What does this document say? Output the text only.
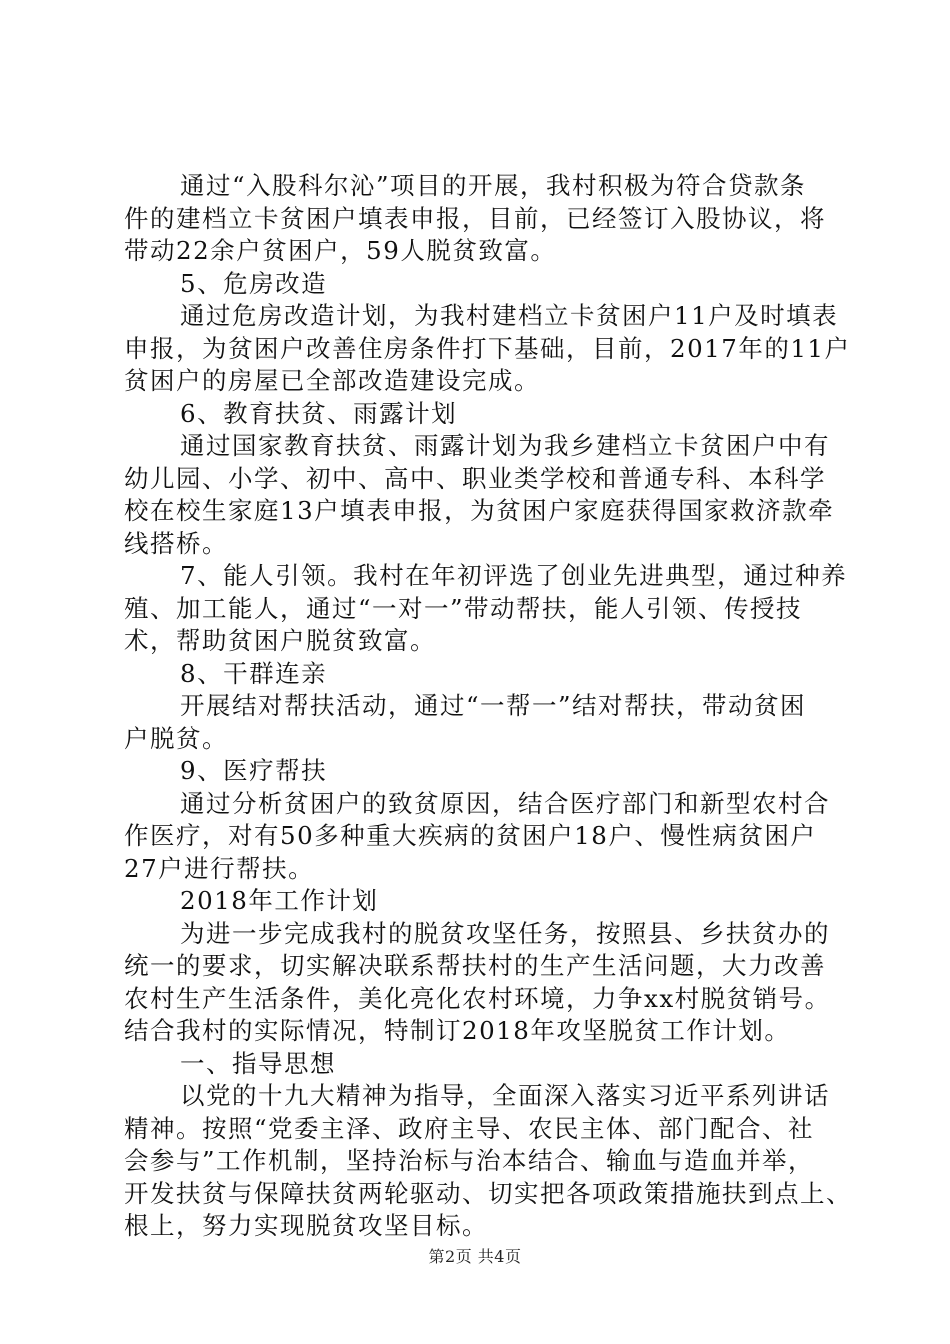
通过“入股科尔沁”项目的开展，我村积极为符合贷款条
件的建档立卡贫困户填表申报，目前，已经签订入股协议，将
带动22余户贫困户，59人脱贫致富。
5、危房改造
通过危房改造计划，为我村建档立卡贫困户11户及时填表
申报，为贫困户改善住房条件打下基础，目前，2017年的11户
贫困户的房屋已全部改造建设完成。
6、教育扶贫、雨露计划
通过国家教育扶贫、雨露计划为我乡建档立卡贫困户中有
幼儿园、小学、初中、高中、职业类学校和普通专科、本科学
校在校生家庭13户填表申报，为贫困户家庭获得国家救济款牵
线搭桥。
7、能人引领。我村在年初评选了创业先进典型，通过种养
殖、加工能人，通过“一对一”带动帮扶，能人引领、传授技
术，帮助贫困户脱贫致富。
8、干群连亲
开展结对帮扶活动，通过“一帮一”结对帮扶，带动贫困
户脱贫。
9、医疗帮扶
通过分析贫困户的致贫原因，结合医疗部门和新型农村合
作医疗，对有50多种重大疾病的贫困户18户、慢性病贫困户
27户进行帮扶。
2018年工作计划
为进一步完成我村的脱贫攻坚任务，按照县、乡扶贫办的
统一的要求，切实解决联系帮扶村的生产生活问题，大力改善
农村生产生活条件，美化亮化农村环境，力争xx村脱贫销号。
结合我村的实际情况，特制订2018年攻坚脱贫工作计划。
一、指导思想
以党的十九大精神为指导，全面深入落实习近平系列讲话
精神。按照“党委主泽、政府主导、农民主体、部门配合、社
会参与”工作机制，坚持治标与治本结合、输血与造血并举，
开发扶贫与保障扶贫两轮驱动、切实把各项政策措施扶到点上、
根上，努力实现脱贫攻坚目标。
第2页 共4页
═══
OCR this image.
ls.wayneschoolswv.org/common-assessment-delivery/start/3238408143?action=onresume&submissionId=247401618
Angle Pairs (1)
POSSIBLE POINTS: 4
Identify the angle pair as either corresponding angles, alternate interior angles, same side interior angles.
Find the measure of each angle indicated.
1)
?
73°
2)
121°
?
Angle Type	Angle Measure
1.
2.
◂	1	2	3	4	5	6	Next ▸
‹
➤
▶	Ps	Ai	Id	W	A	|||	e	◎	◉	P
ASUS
═══
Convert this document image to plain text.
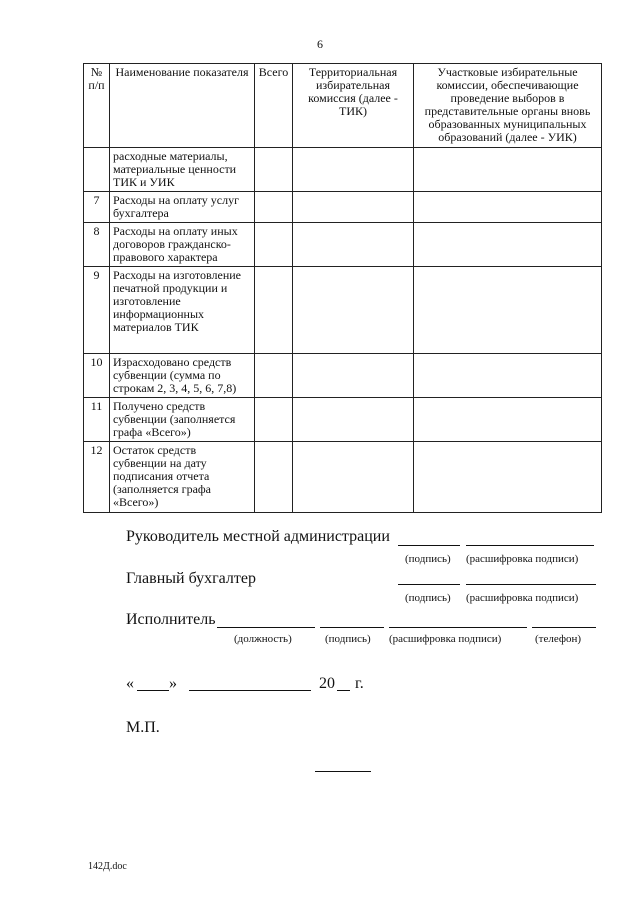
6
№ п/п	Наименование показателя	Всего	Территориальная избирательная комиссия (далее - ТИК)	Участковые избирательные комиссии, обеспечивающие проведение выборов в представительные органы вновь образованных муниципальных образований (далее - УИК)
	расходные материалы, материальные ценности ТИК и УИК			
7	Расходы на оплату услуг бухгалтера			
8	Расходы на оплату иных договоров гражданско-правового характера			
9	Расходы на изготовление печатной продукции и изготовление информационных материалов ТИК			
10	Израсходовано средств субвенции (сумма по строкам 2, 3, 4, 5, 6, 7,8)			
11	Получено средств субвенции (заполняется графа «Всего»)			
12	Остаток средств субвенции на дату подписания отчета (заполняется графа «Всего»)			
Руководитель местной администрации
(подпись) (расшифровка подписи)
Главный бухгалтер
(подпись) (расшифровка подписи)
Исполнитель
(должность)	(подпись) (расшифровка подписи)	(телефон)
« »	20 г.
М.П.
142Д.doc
═══
INSTRUCTIONS TO FOLLOW — Locate the lines above that contain "Расходы" and copy them.

RIGHT ANSWER —
7	Расходы на оплату услуг бухгалтера			
8	Расходы на оплату иных договоров гражданско-правового характера			
9	Расходы на изготовление печатной продукции и изготовление информационных материалов ТИК			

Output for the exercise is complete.